Copy out all the lines exactly. Omit pictures.

::: EXERCISE MATERIALS

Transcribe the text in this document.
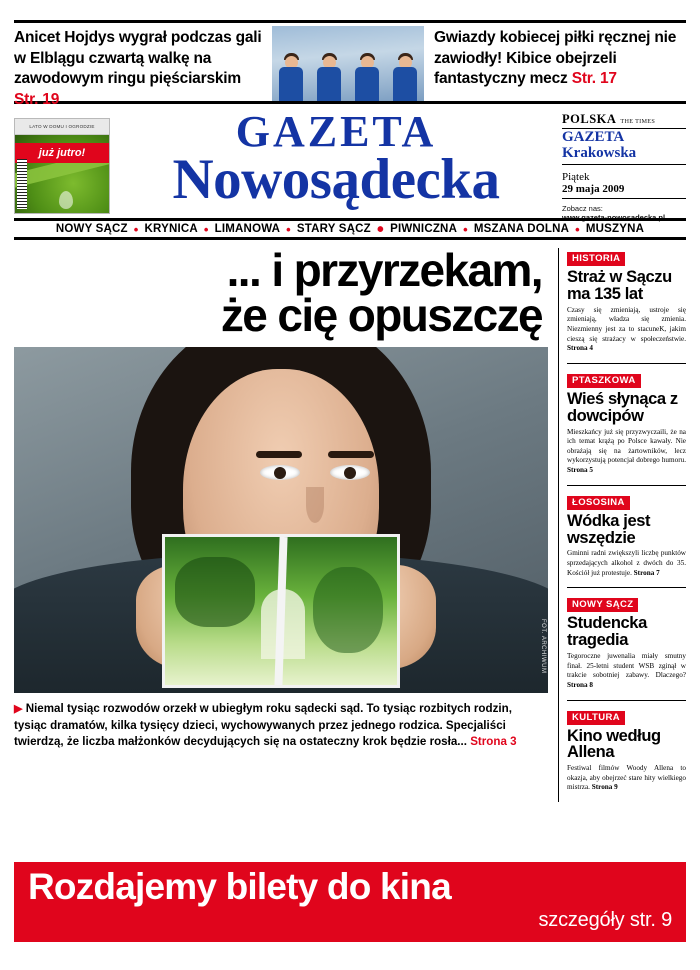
Anicet Hojdys wygrał podczas gali w Elblągu czwartą walkę na zawodowym ringu pięściarskim Str. 19
Gwiazdy kobiecej piłki ręcznej nie zawiodły! Kibice obejrzeli fantastyczny mecz Str. 17
LATO W DOMU I OGRODZIE
już jutro!	GAZETA
Nowosądecka
POLSKA THE TIMES
GAZETA
Krakowska
Piątek
29 maja 2009
Zobacz nas:
www.gazeta-nowosadecka.pl
NOWY SĄCZ • KRYNICA • LIMANOWA • STARY SĄCZ • PIWNICZNA • MSZANA DOLNA • MUSZYNA
... i przyrzekam,
że cię opuszczę
FOT. ARCHIWUM
▶ Niemal tysiąc rozwodów orzekł w ubiegłym roku sądecki sąd. To tysiąc rozbitych rodzin, tysiąc dramatów, kilka tysięcy dzieci, wychowywanych przez jednego rodzica. Specjaliści twierdzą, że liczba małżonków decydujących się na ostateczny krok będzie rosła... Strona 3
HISTORIA
Straż w Sączu ma 135 lat
Czasy się zmieniają, ustroje się zmieniają, władza się zmienia. Niezmienny jest za to stacuneK, jakim cieszą się strażacy w społeczeństwie. Strona 4
PTASZKOWA
Wieś słynąca z dowcipów
Mieszkańcy już się przyzwyczaili, że na ich temat krążą po Polsce kawały. Nie obrażają się na żartowników, lecz wykorzystują potencjał dobrego humoru. Strona 5
ŁOSOSINA
Wódka jest wszędzie
Gminni radni zwiększyli liczbę punktów sprzedających alkohol z dwóch do 35. Kościół już protestuje. Strona 7
NOWY SĄCZ
Studencka tragedia
Tegoroczne juwenalia miały smutny finał. 25-letni student WSB zginął w trakcie sobotniej zabawy. Dlaczego? Strona 8
KULTURA
Kino według Allena
Festiwal filmów Woody Allena to okazja, aby obejrzeć stare hity wielkiego mistrza. Strona 9
Rozdajemy bilety do kina
szczegóły str. 9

::::::

◆ **WRITTEN ANSWER**
Transcribe the text in this document.
Anicet Hojdys wygrał podczas gali w Elblągu czwartą walkę na zawodowym ringu pięściarskim Str. 19
Gwiazdy kobiecej piłki ręcznej nie zawiodły! Kibice obejrzeli fantastyczny mecz Str. 17
LATO W DOMU I OGRODZIE
już jutro!	GAZETA
Nowosądecka
POLSKA THE TIMES
GAZETA
Krakowska
Piątek
29 maja 2009
Zobacz nas:
www.gazeta-nowosadecka.pl
NOWY SĄCZ • KRYNICA • LIMANOWA • STARY SĄCZ • PIWNICZNA • MSZANA DOLNA • MUSZYNA
... i przyrzekam,
że cię opuszczę
FOT. ARCHIWUM
▶ Niemal tysiąc rozwodów orzekł w ubiegłym roku sądecki sąd. To tysiąc rozbitych rodzin, tysiąc dramatów, kilka tysięcy dzieci, wychowywanych przez jednego rodzica. Specjaliści twierdzą, że liczba małżonków decydujących się na ostateczny krok będzie rosła... Strona 3
HISTORIA
Straż w Sączu ma 135 lat
Czasy się zmieniają, ustroje się zmieniają, władza się zmienia. Niezmienny jest za to stacuneK, jakim cieszą się strażacy w społeczeństwie. Strona 4
PTASZKOWA
Wieś słynąca z dowcipów
Mieszkańcy już się przyzwyczaili, że na ich temat krążą po Polsce kawały. Nie obrażają się na żartowników, lecz wykorzystują potencjał dobrego humoru. Strona 5
ŁOSOSINA
Wódka jest wszędzie
Gminni radni zwiększyli liczbę punktów sprzedających alkohol z dwóch do 35. Kościół już protestuje. Strona 7
NOWY SĄCZ
Studencka tragedia
Tegoroczne juwenalia miały smutny finał. 25-letni student WSB zginął w trakcie sobotniej zabawy. Dlaczego? Strona 8
KULTURA
Kino według Allena
Festiwal filmów Woody Allena to okazja, aby obejrzeć stare hity wielkiego mistrza. Strona 9
Rozdajemy bilety do kina
szczegóły str. 9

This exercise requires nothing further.